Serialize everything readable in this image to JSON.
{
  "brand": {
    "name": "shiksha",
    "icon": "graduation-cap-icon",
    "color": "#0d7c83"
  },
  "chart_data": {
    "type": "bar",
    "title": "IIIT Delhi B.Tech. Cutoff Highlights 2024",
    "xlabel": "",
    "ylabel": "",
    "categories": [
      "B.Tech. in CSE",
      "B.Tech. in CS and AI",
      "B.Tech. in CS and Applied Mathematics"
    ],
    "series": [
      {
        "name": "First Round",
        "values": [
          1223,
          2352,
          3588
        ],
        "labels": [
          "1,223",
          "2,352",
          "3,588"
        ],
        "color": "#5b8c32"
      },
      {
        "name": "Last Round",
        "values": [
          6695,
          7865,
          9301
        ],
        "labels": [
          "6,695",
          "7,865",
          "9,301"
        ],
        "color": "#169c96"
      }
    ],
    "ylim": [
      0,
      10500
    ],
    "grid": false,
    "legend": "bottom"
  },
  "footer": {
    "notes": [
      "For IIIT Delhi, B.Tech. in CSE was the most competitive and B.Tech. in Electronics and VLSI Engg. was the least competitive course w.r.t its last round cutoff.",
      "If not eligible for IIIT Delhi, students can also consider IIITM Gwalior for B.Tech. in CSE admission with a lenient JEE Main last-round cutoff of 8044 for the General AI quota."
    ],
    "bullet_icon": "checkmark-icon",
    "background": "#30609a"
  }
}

▶ Description of the task
Send back each record exactly as it stands.

▶ Exercise result
Serialize everything readable in this image to JSON.
{
  "brand": {
    "name": "shiksha",
    "icon": "graduation-cap-icon",
    "color": "#0d7c83"
  },
  "chart_data": {
    "type": "bar",
    "title": "IIIT Delhi B.Tech. Cutoff Highlights 2024",
    "xlabel": "",
    "ylabel": "",
    "categories": [
      "B.Tech. in CSE",
      "B.Tech. in CS and AI",
      "B.Tech. in CS and Applied Mathematics"
    ],
    "series": [
      {
        "name": "First Round",
        "values": [
          1223,
          2352,
          3588
        ],
        "labels": [
          "1,223",
          "2,352",
          "3,588"
        ],
        "color": "#5b8c32"
      },
      {
        "name": "Last Round",
        "values": [
          6695,
          7865,
          9301
        ],
        "labels": [
          "6,695",
          "7,865",
          "9,301"
        ],
        "color": "#169c96"
      }
    ],
    "ylim": [
      0,
      10500
    ],
    "grid": false,
    "legend": "bottom"
  },
  "footer": {
    "notes": [
      "For IIIT Delhi, B.Tech. in CSE was the most competitive and B.Tech. in Electronics and VLSI Engg. was the least competitive course w.r.t its last round cutoff.",
      "If not eligible for IIIT Delhi, students can also consider IIITM Gwalior for B.Tech. in CSE admission with a lenient JEE Main last-round cutoff of 8044 for the General AI quota."
    ],
    "bullet_icon": "checkmark-icon",
    "background": "#30609a"
  }
}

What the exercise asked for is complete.